======== The records ========

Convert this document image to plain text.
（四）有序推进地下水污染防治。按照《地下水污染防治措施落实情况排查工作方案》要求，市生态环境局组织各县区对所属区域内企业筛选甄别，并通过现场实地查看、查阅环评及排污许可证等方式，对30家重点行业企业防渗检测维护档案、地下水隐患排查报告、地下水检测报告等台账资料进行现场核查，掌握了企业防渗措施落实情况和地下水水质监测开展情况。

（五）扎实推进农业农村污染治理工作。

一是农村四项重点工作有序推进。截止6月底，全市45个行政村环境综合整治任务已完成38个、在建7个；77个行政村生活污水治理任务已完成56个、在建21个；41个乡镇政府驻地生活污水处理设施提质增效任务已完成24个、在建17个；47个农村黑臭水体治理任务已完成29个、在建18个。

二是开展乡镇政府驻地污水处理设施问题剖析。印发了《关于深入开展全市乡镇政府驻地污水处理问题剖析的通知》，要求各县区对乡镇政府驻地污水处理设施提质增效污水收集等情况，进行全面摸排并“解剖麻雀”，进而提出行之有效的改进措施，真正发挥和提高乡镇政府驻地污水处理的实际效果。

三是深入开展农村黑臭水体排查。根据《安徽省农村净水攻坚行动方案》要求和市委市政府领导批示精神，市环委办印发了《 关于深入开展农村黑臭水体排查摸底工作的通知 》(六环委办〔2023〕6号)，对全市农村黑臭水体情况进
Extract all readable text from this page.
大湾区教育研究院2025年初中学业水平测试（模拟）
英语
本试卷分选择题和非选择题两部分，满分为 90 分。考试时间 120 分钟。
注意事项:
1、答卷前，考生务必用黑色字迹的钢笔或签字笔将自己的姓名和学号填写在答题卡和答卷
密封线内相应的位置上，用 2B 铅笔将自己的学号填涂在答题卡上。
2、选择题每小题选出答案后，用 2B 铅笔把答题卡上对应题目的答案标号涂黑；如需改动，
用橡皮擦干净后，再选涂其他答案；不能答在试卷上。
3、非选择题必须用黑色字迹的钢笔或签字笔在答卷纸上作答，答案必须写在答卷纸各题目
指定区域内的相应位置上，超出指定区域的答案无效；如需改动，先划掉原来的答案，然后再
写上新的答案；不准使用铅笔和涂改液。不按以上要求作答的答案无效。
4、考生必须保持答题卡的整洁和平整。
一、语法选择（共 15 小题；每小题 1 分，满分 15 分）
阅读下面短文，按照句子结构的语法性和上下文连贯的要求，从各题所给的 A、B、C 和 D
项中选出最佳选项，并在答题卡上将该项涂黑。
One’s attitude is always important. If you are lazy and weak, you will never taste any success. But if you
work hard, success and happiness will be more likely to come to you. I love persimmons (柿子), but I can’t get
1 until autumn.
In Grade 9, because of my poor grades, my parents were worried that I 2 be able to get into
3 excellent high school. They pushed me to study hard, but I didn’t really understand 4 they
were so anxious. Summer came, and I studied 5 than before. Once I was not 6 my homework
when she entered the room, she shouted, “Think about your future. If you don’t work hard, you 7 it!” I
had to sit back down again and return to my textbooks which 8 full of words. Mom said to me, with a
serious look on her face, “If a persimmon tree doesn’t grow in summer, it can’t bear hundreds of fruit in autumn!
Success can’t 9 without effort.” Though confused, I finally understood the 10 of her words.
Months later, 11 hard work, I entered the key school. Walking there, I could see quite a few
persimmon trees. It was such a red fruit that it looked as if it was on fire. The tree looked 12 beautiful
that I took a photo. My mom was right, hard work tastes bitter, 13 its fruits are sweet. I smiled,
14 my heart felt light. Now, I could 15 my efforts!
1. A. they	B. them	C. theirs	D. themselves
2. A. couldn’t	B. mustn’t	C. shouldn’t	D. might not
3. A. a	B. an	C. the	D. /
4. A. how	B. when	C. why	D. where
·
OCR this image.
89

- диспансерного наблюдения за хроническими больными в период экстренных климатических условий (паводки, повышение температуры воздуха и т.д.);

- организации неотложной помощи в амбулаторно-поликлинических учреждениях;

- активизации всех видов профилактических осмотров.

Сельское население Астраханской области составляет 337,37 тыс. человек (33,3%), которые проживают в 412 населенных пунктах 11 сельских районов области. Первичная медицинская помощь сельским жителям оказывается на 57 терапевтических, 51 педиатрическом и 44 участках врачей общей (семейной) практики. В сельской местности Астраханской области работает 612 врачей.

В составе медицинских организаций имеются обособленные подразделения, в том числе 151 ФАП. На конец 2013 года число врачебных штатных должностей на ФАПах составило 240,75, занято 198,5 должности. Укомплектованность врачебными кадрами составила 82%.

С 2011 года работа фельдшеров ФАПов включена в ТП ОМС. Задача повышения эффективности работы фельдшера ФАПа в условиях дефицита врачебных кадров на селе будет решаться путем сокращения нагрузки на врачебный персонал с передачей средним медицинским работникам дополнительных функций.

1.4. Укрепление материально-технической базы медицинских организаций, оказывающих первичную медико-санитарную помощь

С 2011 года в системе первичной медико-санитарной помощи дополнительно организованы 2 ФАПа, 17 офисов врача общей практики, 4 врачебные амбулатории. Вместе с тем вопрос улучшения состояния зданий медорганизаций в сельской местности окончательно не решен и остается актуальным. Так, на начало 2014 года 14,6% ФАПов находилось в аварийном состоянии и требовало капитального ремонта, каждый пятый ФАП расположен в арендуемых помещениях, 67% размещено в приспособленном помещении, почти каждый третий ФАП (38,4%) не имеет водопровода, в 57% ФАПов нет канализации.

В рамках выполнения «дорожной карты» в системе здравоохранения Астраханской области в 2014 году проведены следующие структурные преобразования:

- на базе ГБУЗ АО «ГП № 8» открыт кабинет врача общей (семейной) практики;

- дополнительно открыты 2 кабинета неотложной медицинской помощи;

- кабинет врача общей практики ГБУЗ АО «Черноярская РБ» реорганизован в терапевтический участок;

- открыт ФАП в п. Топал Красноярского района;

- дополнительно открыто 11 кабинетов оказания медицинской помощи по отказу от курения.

========

- [Task brief]: Write the listing out again, exactly as it reads.

- [Expected answer]:
Convert this document image to plain text.
（四）有序推进地下水污染防治。按照《地下水污染防治措施落实情况排查工作方案》要求，市生态环境局组织各县区对所属区域内企业筛选甄别，并通过现场实地查看、查阅环评及排污许可证等方式，对30家重点行业企业防渗检测维护档案、地下水隐患排查报告、地下水检测报告等台账资料进行现场核查，掌握了企业防渗措施落实情况和地下水水质监测开展情况。

（五）扎实推进农业农村污染治理工作。

一是农村四项重点工作有序推进。截止6月底，全市45个行政村环境综合整治任务已完成38个、在建7个；77个行政村生活污水治理任务已完成56个、在建21个；41个乡镇政府驻地生活污水处理设施提质增效任务已完成24个、在建17个；47个农村黑臭水体治理任务已完成29个、在建18个。

二是开展乡镇政府驻地污水处理设施问题剖析。印发了《关于深入开展全市乡镇政府驻地污水处理问题剖析的通知》，要求各县区对乡镇政府驻地污水处理设施提质增效污水收集等情况，进行全面摸排并“解剖麻雀”，进而提出行之有效的改进措施，真正发挥和提高乡镇政府驻地污水处理的实际效果。

三是深入开展农村黑臭水体排查。根据《安徽省农村净水攻坚行动方案》要求和市委市政府领导批示精神，市环委办印发了《 关于深入开展农村黑臭水体排查摸底工作的通知 》(六环委办〔2023〕6号)，对全市农村黑臭水体情况进
Extract all readable text from this page.
大湾区教育研究院2025年初中学业水平测试（模拟）
英语
本试卷分选择题和非选择题两部分，满分为 90 分。考试时间 120 分钟。
注意事项:
1、答卷前，考生务必用黑色字迹的钢笔或签字笔将自己的姓名和学号填写在答题卡和答卷
密封线内相应的位置上，用 2B 铅笔将自己的学号填涂在答题卡上。
2、选择题每小题选出答案后，用 2B 铅笔把答题卡上对应题目的答案标号涂黑；如需改动，
用橡皮擦干净后，再选涂其他答案；不能答在试卷上。
3、非选择题必须用黑色字迹的钢笔或签字笔在答卷纸上作答，答案必须写在答卷纸各题目
指定区域内的相应位置上，超出指定区域的答案无效；如需改动，先划掉原来的答案，然后再
写上新的答案；不准使用铅笔和涂改液。不按以上要求作答的答案无效。
4、考生必须保持答题卡的整洁和平整。
一、语法选择（共 15 小题；每小题 1 分，满分 15 分）
阅读下面短文，按照句子结构的语法性和上下文连贯的要求，从各题所给的 A、B、C 和 D
项中选出最佳选项，并在答题卡上将该项涂黑。
One’s attitude is always important. If you are lazy and weak, you will never taste any success. But if you
work hard, success and happiness will be more likely to come to you. I love persimmons (柿子), but I can’t get
1 until autumn.
In Grade 9, because of my poor grades, my parents were worried that I 2 be able to get into
3 excellent high school. They pushed me to study hard, but I didn’t really understand 4 they
were so anxious. Summer came, and I studied 5 than before. Once I was not 6 my homework
when she entered the room, she shouted, “Think about your future. If you don’t work hard, you 7 it!” I
had to sit back down again and return to my textbooks which 8 full of words. Mom said to me, with a
serious look on her face, “If a persimmon tree doesn’t grow in summer, it can’t bear hundreds of fruit in autumn!
Success can’t 9 without effort.” Though confused, I finally understood the 10 of her words.
Months later, 11 hard work, I entered the key school. Walking there, I could see quite a few
persimmon trees. It was such a red fruit that it looked as if it was on fire. The tree looked 12 beautiful
that I took a photo. My mom was right, hard work tastes bitter, 13 its fruits are sweet. I smiled,
14 my heart felt light. Now, I could 15 my efforts!
1. A. they	B. them	C. theirs	D. themselves
2. A. couldn’t	B. mustn’t	C. shouldn’t	D. might not
3. A. a	B. an	C. the	D. /
4. A. how	B. when	C. why	D. where
·
OCR this image.
89

- диспансерного наблюдения за хроническими больными в период экстренных климатических условий (паводки, повышение температуры воздуха и т.д.);

- организации неотложной помощи в амбулаторно-поликлинических учреждениях;

- активизации всех видов профилактических осмотров.

Сельское население Астраханской области составляет 337,37 тыс. человек (33,3%), которые проживают в 412 населенных пунктах 11 сельских районов области. Первичная медицинская помощь сельским жителям оказывается на 57 терапевтических, 51 педиатрическом и 44 участках врачей общей (семейной) практики. В сельской местности Астраханской области работает 612 врачей.

В составе медицинских организаций имеются обособленные подразделения, в том числе 151 ФАП. На конец 2013 года число врачебных штатных должностей на ФАПах составило 240,75, занято 198,5 должности. Укомплектованность врачебными кадрами составила 82%.

С 2011 года работа фельдшеров ФАПов включена в ТП ОМС. Задача повышения эффективности работы фельдшера ФАПа в условиях дефицита врачебных кадров на селе будет решаться путем сокращения нагрузки на врачебный персонал с передачей средним медицинским работникам дополнительных функций.

1.4. Укрепление материально-технической базы медицинских организаций, оказывающих первичную медико-санитарную помощь

С 2011 года в системе первичной медико-санитарной помощи дополнительно организованы 2 ФАПа, 17 офисов врача общей практики, 4 врачебные амбулатории. Вместе с тем вопрос улучшения состояния зданий медорганизаций в сельской местности окончательно не решен и остается актуальным. Так, на начало 2014 года 14,6% ФАПов находилось в аварийном состоянии и требовало капитального ремонта, каждый пятый ФАП расположен в арендуемых помещениях, 67% размещено в приспособленном помещении, почти каждый третий ФАП (38,4%) не имеет водопровода, в 57% ФАПов нет канализации.

В рамках выполнения «дорожной карты» в системе здравоохранения Астраханской области в 2014 году проведены следующие структурные преобразования:

- на базе ГБУЗ АО «ГП № 8» открыт кабинет врача общей (семейной) практики;

- дополнительно открыты 2 кабинета неотложной медицинской помощи;

- кабинет врача общей практики ГБУЗ АО «Черноярская РБ» реорганизован в терапевтический участок;

- открыт ФАП в п. Топал Красноярского района;

- дополнительно открыто 11 кабинетов оказания медицинской помощи по отказу от курения.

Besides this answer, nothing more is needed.